→ WHAT NEEDS TO BE DONE:
All the data should be repeated exactly. Any image in it is left out.

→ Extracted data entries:
***

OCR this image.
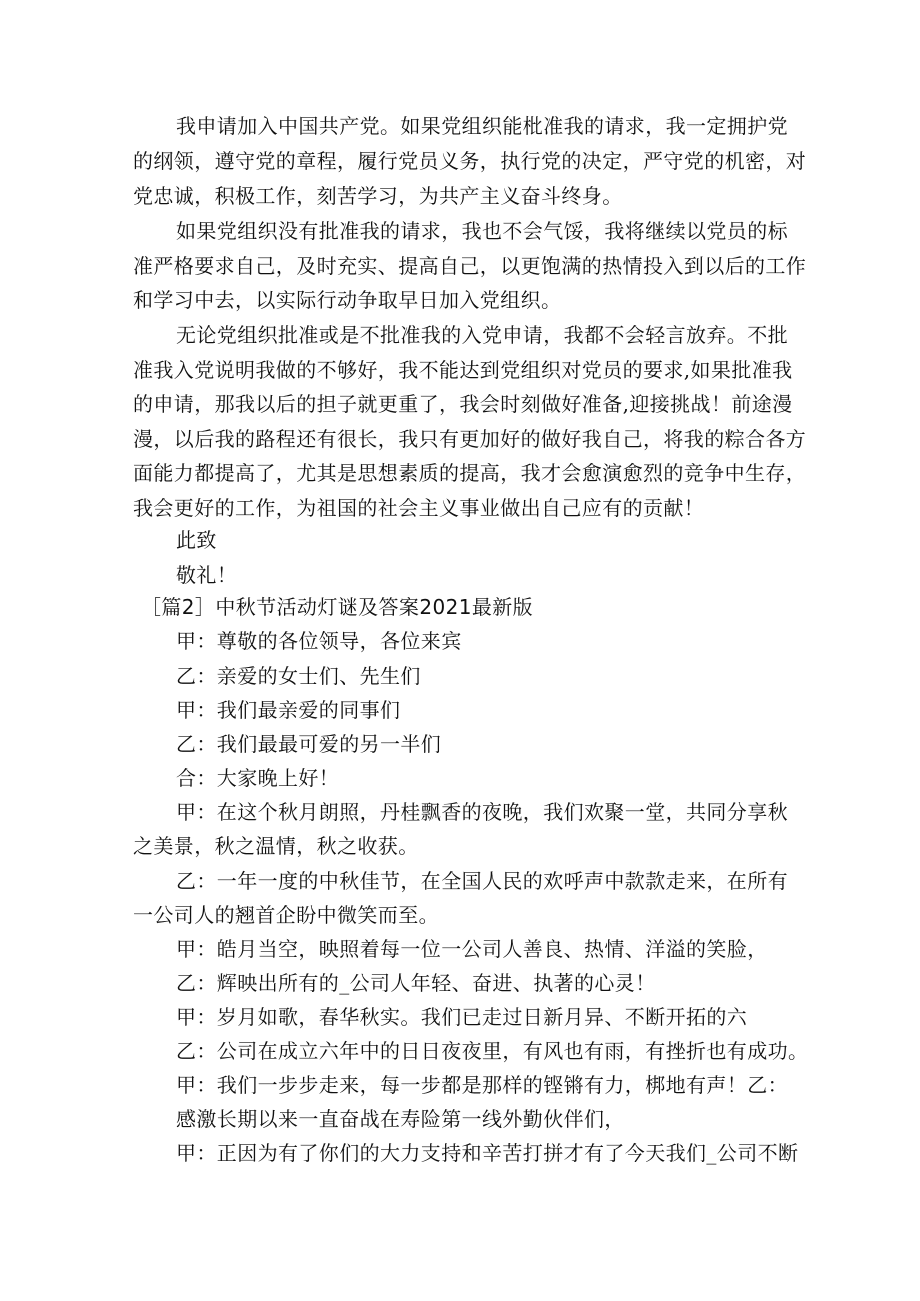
我申请加入中国共产党。如果党组织能枇准我的请求，我一定拥护党
的纲领，遵守党的章程，履行党员义务，执行党的决定，严守党的机密，对
党忠诚，积极工作，刻苦学习，为共产主义奋斗终身。
如果党组织没有批准我的请求，我也不会气馁，我将继续以党员的标
准严格要求自己，及时充实、提高自己，以更饱满的热情投入到以后的工作
和学习中去，以实际行动争取早日加入党组织。
无论党组织批准或是不批准我的入党申请，我都不会轻言放弃。不批
准我入党说明我做的不够好，我不能达到党组织对党员的要求,如果批准我
的申请，那我以后的担子就更重了，我会时刻做好准备,迎接挑战！前途漫
漫，以后我的路程还有很长，我只有更加好的做好我自己，将我的粽合各方
面能力都提高了，尤其是思想素质的提高，我才会愈演愈烈的竞争中生存，
我会更好的工作，为祖国的社会主义事业做出自己应有的贡献！
此致
敬礼！
［篇2］中秋节活动灯谜及答案2021最新版
甲：尊敬的各位领导，各位来宾
乙：亲爱的女士们、先生们
甲：我们最亲爱的同事们
乙：我们最最可爱的另一半们
合：大家晚上好！
甲：在这个秋月朗照，丹桂飘香的夜晚，我们欢聚一堂，共同分享秋
之美景，秋之温情，秋之收获。
乙：一年一度的中秋佳节，在全国人民的欢呼声中款款走来，在所有
一公司人的翘首企盼中微笑而至。
甲：皓月当空，映照着每一位一公司人善良、热情、洋溢的笑脸，
乙：辉映出所有的_公司人年轻、奋进、执著的心灵！
甲：岁月如歌，春华秋实。我们已走过日新月异、不断开拓的六
乙：公司在成立六年中的日日夜夜里，有风也有雨，有挫折也有成功。
甲：我们一步步走来，每一步都是那样的铿锵有力，梆地有声！乙：
感激长期以来一直奋战在寿险第一线外勤伙伴们，
甲：正因为有了你们的大力支持和辛苦打拼才有了今天我们_公司不断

***

→ RESPONSE TO THE EXERCISE:
OCR this image.
我申请加入中国共产党。如果党组织能枇准我的请求，我一定拥护党
的纲领，遵守党的章程，履行党员义务，执行党的决定，严守党的机密，对
党忠诚，积极工作，刻苦学习，为共产主义奋斗终身。
如果党组织没有批准我的请求，我也不会气馁，我将继续以党员的标
准严格要求自己，及时充实、提高自己，以更饱满的热情投入到以后的工作
和学习中去，以实际行动争取早日加入党组织。
无论党组织批准或是不批准我的入党申请，我都不会轻言放弃。不批
准我入党说明我做的不够好，我不能达到党组织对党员的要求,如果批准我
的申请，那我以后的担子就更重了，我会时刻做好准备,迎接挑战！前途漫
漫，以后我的路程还有很长，我只有更加好的做好我自己，将我的粽合各方
面能力都提高了，尤其是思想素质的提高，我才会愈演愈烈的竞争中生存，
我会更好的工作，为祖国的社会主义事业做出自己应有的贡献！
此致
敬礼！
［篇2］中秋节活动灯谜及答案2021最新版
甲：尊敬的各位领导，各位来宾
乙：亲爱的女士们、先生们
甲：我们最亲爱的同事们
乙：我们最最可爱的另一半们
合：大家晚上好！
甲：在这个秋月朗照，丹桂飘香的夜晚，我们欢聚一堂，共同分享秋
之美景，秋之温情，秋之收获。
乙：一年一度的中秋佳节，在全国人民的欢呼声中款款走来，在所有
一公司人的翘首企盼中微笑而至。
甲：皓月当空，映照着每一位一公司人善良、热情、洋溢的笑脸，
乙：辉映出所有的_公司人年轻、奋进、执著的心灵！
甲：岁月如歌，春华秋实。我们已走过日新月异、不断开拓的六
乙：公司在成立六年中的日日夜夜里，有风也有雨，有挫折也有成功。
甲：我们一步步走来，每一步都是那样的铿锵有力，梆地有声！乙：
感激长期以来一直奋战在寿险第一线外勤伙伴们，
甲：正因为有了你们的大力支持和辛苦打拼才有了今天我们_公司不断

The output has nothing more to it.